REQUEST
Your task is to output the listing word for word, with pictures excluded.

INFORMATION PROVIDED

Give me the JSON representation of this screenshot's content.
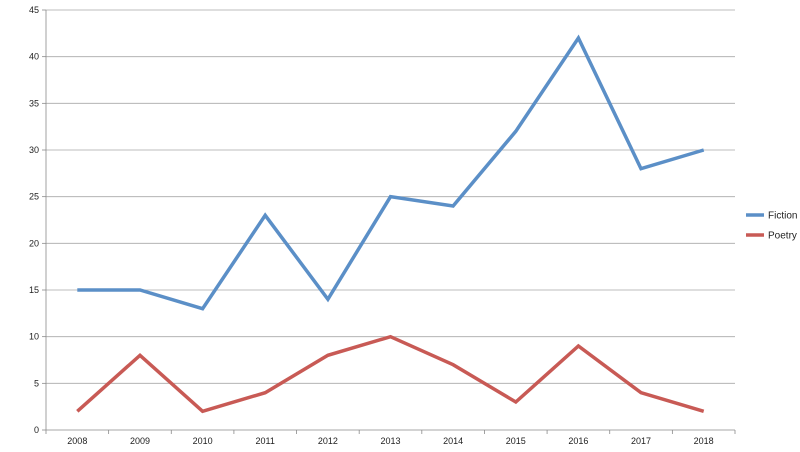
{
  "chart_data": {
    "type": "line",
    "title": "",
    "xlabel": "",
    "ylabel": "",
    "categories": [
      "2008",
      "2009",
      "2010",
      "2011",
      "2012",
      "2013",
      "2014",
      "2015",
      "2016",
      "2017",
      "2018"
    ],
    "ylim": [
      0,
      45
    ],
    "yticks": [
      0,
      5,
      10,
      15,
      20,
      25,
      30,
      35,
      40,
      45
    ],
    "grid": "horizontal",
    "legend_position": "right",
    "series": [
      {
        "name": "Fiction",
        "color": "#5b8fc7",
        "values": [
          15,
          15,
          13,
          23,
          14,
          25,
          24,
          32,
          42,
          28,
          30
        ]
      },
      {
        "name": "Poetry",
        "color": "#c85a55",
        "values": [
          2,
          8,
          2,
          4,
          8,
          10,
          7,
          3,
          9,
          4,
          2
        ]
      }
    ]
  }
}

ANSWER TO THE TASK
Give me the JSON representation of this screenshot's content.
{
  "chart_data": {
    "type": "line",
    "title": "",
    "xlabel": "",
    "ylabel": "",
    "categories": [
      "2008",
      "2009",
      "2010",
      "2011",
      "2012",
      "2013",
      "2014",
      "2015",
      "2016",
      "2017",
      "2018"
    ],
    "ylim": [
      0,
      45
    ],
    "yticks": [
      0,
      5,
      10,
      15,
      20,
      25,
      30,
      35,
      40,
      45
    ],
    "grid": "horizontal",
    "legend_position": "right",
    "series": [
      {
        "name": "Fiction",
        "color": "#5b8fc7",
        "values": [
          15,
          15,
          13,
          23,
          14,
          25,
          24,
          32,
          42,
          28,
          30
        ]
      },
      {
        "name": "Poetry",
        "color": "#c85a55",
        "values": [
          2,
          8,
          2,
          4,
          8,
          10,
          7,
          3,
          9,
          4,
          2
        ]
      }
    ]
  }
}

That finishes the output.